- **Text passage**
I’d like to say I have a routine but, really, I have kids, including a baby who doesn’t sleep very well, and that throws all routines out. My only real routine is that I stay up very late to write. The rest of the world needs to be asleep before I can do my best work. The Example was written one night between 1am and 5am. I started writing this very interview at 2am, it’s now 4.27am… and the baby’s already been up twice.

Q: I was prompted to start this series of interviews because there seems to be a perception in the US and the UK that fantasy (in books) is a bit of a boy’s club. I’ve come across quite a bit of talk on the blogs recently about female comic artists and writers, and their lack of representation in large companies like DC. Have you come across this in your professional life?

I have heard this, and I do know this was an issue for DC in the announcement of the New 52, one they’re trying very hard to rectify. I think mainstream superhero comics have the perception of being a boys club, but the comics medium absolutely isn’t.

This year alone, I’ve worked with four female artists on eight different projects, which is possibly more female creators than some of the majors are working with.

I’m not sure superheroes have the same appeal for women. And I’d argue that they are often narrowly written and illustrated with men in mind. For every brilliantly written and lovingly illustrated superhero book like Secret Six by Gail Simone and (Australia’s own) Nicola Scott, there is a book with a scantily clad superheroine tearing her clothing while scratching the face of… probably another scantily clad woman who is tearing her clothing.

But outside of the Superhero genre, there are a lot of women telling brilliant stories.

Keep an eye out for Believe, which is set to be published soon, to see the incredible work of Emily Smith (and two other huge unannounced things we’re doing together). On top of Rombies, Mikiko Ponczek has just handed in the last pages of a 22 page story she has illustrated and coloured. I can’t wait for that one to be announced. It’s a script I’m very happy with and Miki has just smashed it.

- **Entries**

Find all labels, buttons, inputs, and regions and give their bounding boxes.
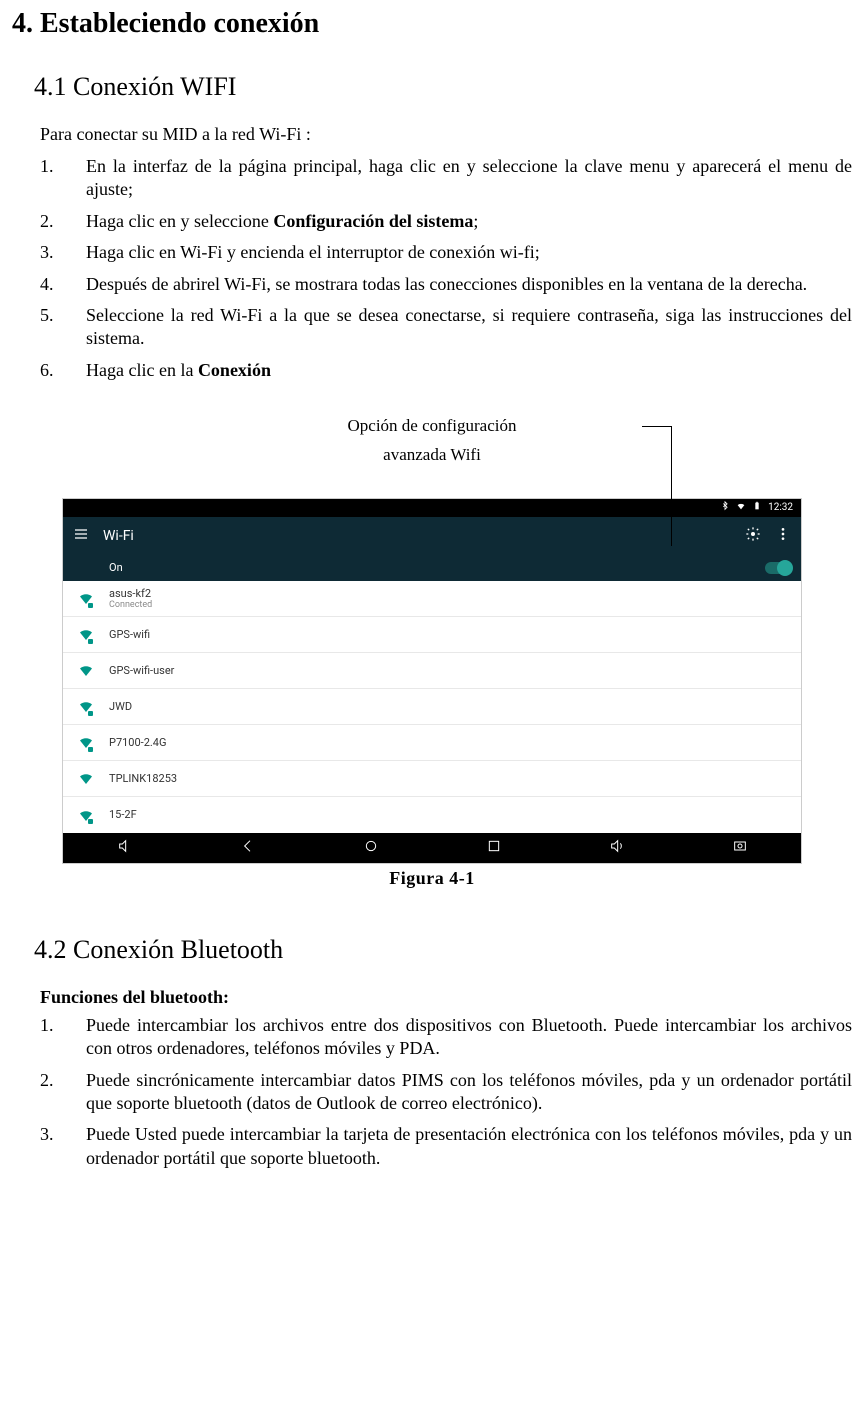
back-icon[interactable] [240, 838, 256, 857]
section-4-title: 4. Estableciendo conexión [12, 8, 852, 40]
network-name: GPS-wifi [109, 628, 150, 641]
callout-line2: avanzada Wifi [12, 441, 852, 470]
network-item[interactable]: GPS-wifi [63, 617, 801, 653]
network-item[interactable]: asus-kf2 Connected [63, 581, 801, 617]
list-number: 6. [40, 359, 86, 382]
network-name: P7100-2.4G [109, 736, 166, 749]
wifi-on-row: On [63, 555, 801, 581]
section-4-1-title: 4.1 Conexión WIFI [34, 72, 852, 102]
list-number: 3. [40, 1123, 86, 1170]
hamburger-icon[interactable] [73, 526, 89, 545]
network-item[interactable]: P7100-2.4G [63, 725, 801, 761]
network-name: JWD [109, 700, 132, 713]
appbar-title: Wi-Fi [103, 528, 134, 544]
wifi-status-icon [736, 501, 746, 514]
screenshot-icon[interactable] [732, 838, 748, 857]
callout-line1: Opción de configuración [12, 412, 852, 441]
home-icon[interactable] [363, 838, 379, 857]
wifi-icon [77, 625, 95, 643]
wifi-icon [77, 733, 95, 751]
wifi-icon [77, 769, 95, 787]
list-number: 5. [40, 304, 86, 351]
list-text: Puede sincrónicamente intercambiar datos… [86, 1069, 852, 1116]
list-item: 3. Puede Usted puede intercambiar la tar… [40, 1123, 852, 1170]
list-text: Seleccione la red Wi-Fi a la que se dese… [86, 304, 852, 351]
volume-up-icon[interactable] [609, 838, 625, 857]
bluetooth-icon [720, 501, 730, 514]
status-time: 12:32 [768, 502, 793, 513]
list-item: 2. Haga clic en y seleccione Configuraci… [40, 210, 852, 233]
wifi-icon [77, 589, 95, 607]
recent-icon[interactable] [486, 838, 502, 857]
network-status: Connected [109, 600, 152, 610]
wifi-intro: Para conectar su MID a la red Wi-Fi : [40, 124, 852, 145]
network-name: GPS-wifi-user [109, 664, 174, 677]
bluetooth-subheading: Funciones del bluetooth: [40, 987, 852, 1008]
figure-caption: Figura 4-1 [12, 868, 852, 889]
status-bar: 12:32 [63, 499, 801, 517]
list-number: 3. [40, 241, 86, 264]
list-text: Puede intercambiar los archivos entre do… [86, 1014, 852, 1061]
list-text: Después de abrirel Wi-Fi, se mostrara to… [86, 273, 852, 296]
wifi-icon [77, 697, 95, 715]
list-number: 1. [40, 155, 86, 202]
network-item[interactable]: JWD [63, 689, 801, 725]
network-list: asus-kf2 Connected GPS-wifi GPS-wifi-use… [63, 581, 801, 833]
network-name: asus-kf2 [109, 587, 151, 600]
on-label: On [109, 561, 123, 574]
bluetooth-functions-list: 1. Puede intercambiar los archivos entre… [40, 1014, 852, 1170]
callout-leader-line [642, 426, 672, 546]
list-item: 5. Seleccione la red Wi-Fi a la que se d… [40, 304, 852, 351]
list-number: 4. [40, 273, 86, 296]
network-item[interactable]: TPLINK18253 [63, 761, 801, 797]
nav-bar [63, 833, 801, 863]
wifi-toggle[interactable] [765, 562, 791, 574]
volume-down-icon[interactable] [117, 838, 133, 857]
network-item[interactable]: 15-2F [63, 797, 801, 833]
gear-icon[interactable] [745, 526, 761, 545]
list-item: 6. Haga clic en la Conexión [40, 359, 852, 382]
list-text: En la interfaz de la página principal, h… [86, 155, 852, 202]
wifi-icon [77, 806, 95, 824]
list-item: 2. Puede sincrónicamente intercambiar da… [40, 1069, 852, 1116]
list-number: 2. [40, 1069, 86, 1116]
list-item: 4. Después de abrirel Wi-Fi, se mostrara… [40, 273, 852, 296]
network-name: 15-2F [109, 808, 137, 821]
battery-icon [752, 501, 762, 514]
list-text: Puede Usted puede intercambiar la tarjet… [86, 1123, 852, 1170]
list-text: Haga clic en Wi-Fi y encienda el interru… [86, 241, 852, 264]
list-item: 1. En la interfaz de la página principal… [40, 155, 852, 202]
list-text: Haga clic en y seleccione Configuración … [86, 210, 852, 233]
wifi-icon [77, 661, 95, 679]
app-bar: Wi-Fi [63, 517, 801, 555]
list-item: 3. Haga clic en Wi-Fi y encienda el inte… [40, 241, 852, 264]
list-item: 1. Puede intercambiar los archivos entre… [40, 1014, 852, 1061]
section-4-2-title: 4.2 Conexión Bluetooth [34, 935, 852, 965]
list-number: 1. [40, 1014, 86, 1061]
overflow-icon[interactable] [775, 526, 791, 545]
list-text: Haga clic en la Conexión [86, 359, 852, 382]
network-name: TPLINK18253 [109, 772, 177, 785]
android-wifi-settings-screenshot: 12:32 Wi-Fi On asus-kf2 Connected GPS-wi… [62, 498, 802, 864]
callout: Opción de configuración avanzada Wifi [12, 412, 852, 470]
wifi-steps-list: 1. En la interfaz de la página principal… [40, 155, 852, 382]
network-item[interactable]: GPS-wifi-user [63, 653, 801, 689]
list-number: 2. [40, 210, 86, 233]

- **What you need to do**
Summarize the interview passage in two sentences.

- **Correct result**
The interviewee has no real routine beyond staying up very late to write, since having kids, including a baby who doesn't sleep well, throws routines out. Asked about women's lack of representation in comics, the interviewee says the boys' club perception fits mainstream superhero comics, which are often written and illustrated with men in mind, but not the comics medium as a whole, citing work this year with four female artists on eight projects, including Emily Smith and Mikiko Ponczek.